_Recorded information:_
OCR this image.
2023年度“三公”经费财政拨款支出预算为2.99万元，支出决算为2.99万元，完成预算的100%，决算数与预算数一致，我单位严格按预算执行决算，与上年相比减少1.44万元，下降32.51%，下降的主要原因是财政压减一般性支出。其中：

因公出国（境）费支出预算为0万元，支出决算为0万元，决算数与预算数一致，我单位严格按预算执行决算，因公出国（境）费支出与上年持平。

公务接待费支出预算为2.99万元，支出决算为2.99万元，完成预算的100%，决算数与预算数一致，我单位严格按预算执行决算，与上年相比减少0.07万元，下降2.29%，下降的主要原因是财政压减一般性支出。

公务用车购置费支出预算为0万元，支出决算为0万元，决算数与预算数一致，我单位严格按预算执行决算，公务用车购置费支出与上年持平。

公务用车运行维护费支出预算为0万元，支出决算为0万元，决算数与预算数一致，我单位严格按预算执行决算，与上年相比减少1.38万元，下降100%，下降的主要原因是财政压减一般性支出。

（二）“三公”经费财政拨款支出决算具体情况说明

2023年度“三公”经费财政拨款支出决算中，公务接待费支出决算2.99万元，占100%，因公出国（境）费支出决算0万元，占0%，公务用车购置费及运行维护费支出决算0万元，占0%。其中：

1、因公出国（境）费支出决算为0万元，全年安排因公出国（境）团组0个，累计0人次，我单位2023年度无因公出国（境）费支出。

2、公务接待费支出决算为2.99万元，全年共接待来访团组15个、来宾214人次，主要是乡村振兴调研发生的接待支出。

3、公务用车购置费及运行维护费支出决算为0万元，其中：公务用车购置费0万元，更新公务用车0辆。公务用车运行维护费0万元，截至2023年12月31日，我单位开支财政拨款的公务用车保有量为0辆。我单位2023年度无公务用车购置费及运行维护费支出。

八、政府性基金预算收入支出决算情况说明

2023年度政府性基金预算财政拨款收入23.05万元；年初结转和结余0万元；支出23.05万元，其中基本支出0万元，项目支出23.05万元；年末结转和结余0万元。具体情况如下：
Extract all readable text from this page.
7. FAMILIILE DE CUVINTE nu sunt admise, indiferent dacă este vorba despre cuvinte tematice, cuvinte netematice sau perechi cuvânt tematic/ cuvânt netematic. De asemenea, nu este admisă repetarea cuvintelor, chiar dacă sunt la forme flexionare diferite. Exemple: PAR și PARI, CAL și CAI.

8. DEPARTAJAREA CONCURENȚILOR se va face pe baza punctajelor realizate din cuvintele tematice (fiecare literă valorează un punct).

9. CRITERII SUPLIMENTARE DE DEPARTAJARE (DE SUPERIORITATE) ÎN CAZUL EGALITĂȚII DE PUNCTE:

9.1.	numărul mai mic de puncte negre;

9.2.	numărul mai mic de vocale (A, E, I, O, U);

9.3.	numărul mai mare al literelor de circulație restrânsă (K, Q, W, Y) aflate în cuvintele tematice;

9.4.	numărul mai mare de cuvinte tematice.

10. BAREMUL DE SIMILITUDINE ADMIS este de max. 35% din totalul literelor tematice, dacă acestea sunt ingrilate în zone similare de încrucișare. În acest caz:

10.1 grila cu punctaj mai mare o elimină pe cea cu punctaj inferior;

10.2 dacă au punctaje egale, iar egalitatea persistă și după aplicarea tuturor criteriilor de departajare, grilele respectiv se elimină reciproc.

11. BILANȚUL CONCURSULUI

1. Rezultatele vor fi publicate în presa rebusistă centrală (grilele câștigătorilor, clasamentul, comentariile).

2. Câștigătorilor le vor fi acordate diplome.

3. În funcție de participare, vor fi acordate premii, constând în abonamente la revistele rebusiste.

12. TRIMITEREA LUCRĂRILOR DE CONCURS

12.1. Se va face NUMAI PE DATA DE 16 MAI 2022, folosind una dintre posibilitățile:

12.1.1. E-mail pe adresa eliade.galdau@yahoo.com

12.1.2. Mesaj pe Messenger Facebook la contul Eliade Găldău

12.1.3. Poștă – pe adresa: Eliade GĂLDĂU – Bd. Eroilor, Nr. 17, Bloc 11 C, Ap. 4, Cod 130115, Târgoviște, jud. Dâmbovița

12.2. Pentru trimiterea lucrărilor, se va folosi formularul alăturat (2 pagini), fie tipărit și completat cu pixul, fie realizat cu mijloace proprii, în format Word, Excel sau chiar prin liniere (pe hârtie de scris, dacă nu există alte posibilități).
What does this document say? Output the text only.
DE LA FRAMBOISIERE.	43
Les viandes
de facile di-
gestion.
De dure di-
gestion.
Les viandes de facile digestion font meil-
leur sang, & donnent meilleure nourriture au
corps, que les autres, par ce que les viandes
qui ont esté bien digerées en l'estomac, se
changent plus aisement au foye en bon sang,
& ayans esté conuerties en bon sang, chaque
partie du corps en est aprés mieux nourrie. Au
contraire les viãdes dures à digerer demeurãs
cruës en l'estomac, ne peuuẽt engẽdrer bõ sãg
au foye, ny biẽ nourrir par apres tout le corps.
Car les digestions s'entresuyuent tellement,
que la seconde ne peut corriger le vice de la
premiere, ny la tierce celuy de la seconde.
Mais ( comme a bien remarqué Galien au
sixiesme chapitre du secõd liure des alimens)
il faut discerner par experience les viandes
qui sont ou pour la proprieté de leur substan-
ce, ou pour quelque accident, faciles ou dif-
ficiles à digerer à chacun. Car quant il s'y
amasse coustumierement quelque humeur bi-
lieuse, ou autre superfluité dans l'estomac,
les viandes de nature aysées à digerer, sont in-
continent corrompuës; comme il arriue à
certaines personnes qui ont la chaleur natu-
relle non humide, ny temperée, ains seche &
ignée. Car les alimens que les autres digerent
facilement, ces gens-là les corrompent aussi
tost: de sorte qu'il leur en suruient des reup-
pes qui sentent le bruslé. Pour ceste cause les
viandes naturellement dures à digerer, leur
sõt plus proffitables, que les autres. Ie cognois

_Problem statement:_ Repeat the records above exactly, leaving none out.

_Answer for the task:_
OCR this image.
2023年度“三公”经费财政拨款支出预算为2.99万元，支出决算为2.99万元，完成预算的100%，决算数与预算数一致，我单位严格按预算执行决算，与上年相比减少1.44万元，下降32.51%，下降的主要原因是财政压减一般性支出。其中：

因公出国（境）费支出预算为0万元，支出决算为0万元，决算数与预算数一致，我单位严格按预算执行决算，因公出国（境）费支出与上年持平。

公务接待费支出预算为2.99万元，支出决算为2.99万元，完成预算的100%，决算数与预算数一致，我单位严格按预算执行决算，与上年相比减少0.07万元，下降2.29%，下降的主要原因是财政压减一般性支出。

公务用车购置费支出预算为0万元，支出决算为0万元，决算数与预算数一致，我单位严格按预算执行决算，公务用车购置费支出与上年持平。

公务用车运行维护费支出预算为0万元，支出决算为0万元，决算数与预算数一致，我单位严格按预算执行决算，与上年相比减少1.38万元，下降100%，下降的主要原因是财政压减一般性支出。

（二）“三公”经费财政拨款支出决算具体情况说明

2023年度“三公”经费财政拨款支出决算中，公务接待费支出决算2.99万元，占100%，因公出国（境）费支出决算0万元，占0%，公务用车购置费及运行维护费支出决算0万元，占0%。其中：

1、因公出国（境）费支出决算为0万元，全年安排因公出国（境）团组0个，累计0人次，我单位2023年度无因公出国（境）费支出。

2、公务接待费支出决算为2.99万元，全年共接待来访团组15个、来宾214人次，主要是乡村振兴调研发生的接待支出。

3、公务用车购置费及运行维护费支出决算为0万元，其中：公务用车购置费0万元，更新公务用车0辆。公务用车运行维护费0万元，截至2023年12月31日，我单位开支财政拨款的公务用车保有量为0辆。我单位2023年度无公务用车购置费及运行维护费支出。

八、政府性基金预算收入支出决算情况说明

2023年度政府性基金预算财政拨款收入23.05万元；年初结转和结余0万元；支出23.05万元，其中基本支出0万元，项目支出23.05万元；年末结转和结余0万元。具体情况如下：
Extract all readable text from this page.
7. FAMILIILE DE CUVINTE nu sunt admise, indiferent dacă este vorba despre cuvinte tematice, cuvinte netematice sau perechi cuvânt tematic/ cuvânt netematic. De asemenea, nu este admisă repetarea cuvintelor, chiar dacă sunt la forme flexionare diferite. Exemple: PAR și PARI, CAL și CAI.

8. DEPARTAJAREA CONCURENȚILOR se va face pe baza punctajelor realizate din cuvintele tematice (fiecare literă valorează un punct).

9. CRITERII SUPLIMENTARE DE DEPARTAJARE (DE SUPERIORITATE) ÎN CAZUL EGALITĂȚII DE PUNCTE:

9.1.	numărul mai mic de puncte negre;

9.2.	numărul mai mic de vocale (A, E, I, O, U);

9.3.	numărul mai mare al literelor de circulație restrânsă (K, Q, W, Y) aflate în cuvintele tematice;

9.4.	numărul mai mare de cuvinte tematice.

10. BAREMUL DE SIMILITUDINE ADMIS este de max. 35% din totalul literelor tematice, dacă acestea sunt ingrilate în zone similare de încrucișare. În acest caz:

10.1 grila cu punctaj mai mare o elimină pe cea cu punctaj inferior;

10.2 dacă au punctaje egale, iar egalitatea persistă și după aplicarea tuturor criteriilor de departajare, grilele respectiv se elimină reciproc.

11. BILANȚUL CONCURSULUI

1. Rezultatele vor fi publicate în presa rebusistă centrală (grilele câștigătorilor, clasamentul, comentariile).

2. Câștigătorilor le vor fi acordate diplome.

3. În funcție de participare, vor fi acordate premii, constând în abonamente la revistele rebusiste.

12. TRIMITEREA LUCRĂRILOR DE CONCURS

12.1. Se va face NUMAI PE DATA DE 16 MAI 2022, folosind una dintre posibilitățile:

12.1.1. E-mail pe adresa eliade.galdau@yahoo.com

12.1.2. Mesaj pe Messenger Facebook la contul Eliade Găldău

12.1.3. Poștă – pe adresa: Eliade GĂLDĂU – Bd. Eroilor, Nr. 17, Bloc 11 C, Ap. 4, Cod 130115, Târgoviște, jud. Dâmbovița

12.2. Pentru trimiterea lucrărilor, se va folosi formularul alăturat (2 pagini), fie tipărit și completat cu pixul, fie realizat cu mijloace proprii, în format Word, Excel sau chiar prin liniere (pe hârtie de scris, dacă nu există alte posibilități).
What does this document say? Output the text only.
DE LA FRAMBOISIERE.	43
Les viandes
de facile di-
gestion.
De dure di-
gestion.
Les viandes de facile digestion font meil-
leur sang, & donnent meilleure nourriture au
corps, que les autres, par ce que les viandes
qui ont esté bien digerées en l'estomac, se
changent plus aisement au foye en bon sang,
& ayans esté conuerties en bon sang, chaque
partie du corps en est aprés mieux nourrie. Au
contraire les viãdes dures à digerer demeurãs
cruës en l'estomac, ne peuuẽt engẽdrer bõ sãg
au foye, ny biẽ nourrir par apres tout le corps.
Car les digestions s'entresuyuent tellement,
que la seconde ne peut corriger le vice de la
premiere, ny la tierce celuy de la seconde.
Mais ( comme a bien remarqué Galien au
sixiesme chapitre du secõd liure des alimens)
il faut discerner par experience les viandes
qui sont ou pour la proprieté de leur substan-
ce, ou pour quelque accident, faciles ou dif-
ficiles à digerer à chacun. Car quant il s'y
amasse coustumierement quelque humeur bi-
lieuse, ou autre superfluité dans l'estomac,
les viandes de nature aysées à digerer, sont in-
continent corrompuës; comme il arriue à
certaines personnes qui ont la chaleur natu-
relle non humide, ny temperée, ains seche &
ignée. Car les alimens que les autres digerent
facilement, ces gens-là les corrompent aussi
tost: de sorte qu'il leur en suruient des reup-
pes qui sentent le bruslé. Pour ceste cause les
viandes naturellement dures à digerer, leur
sõt plus proffitables, que les autres. Ie cognois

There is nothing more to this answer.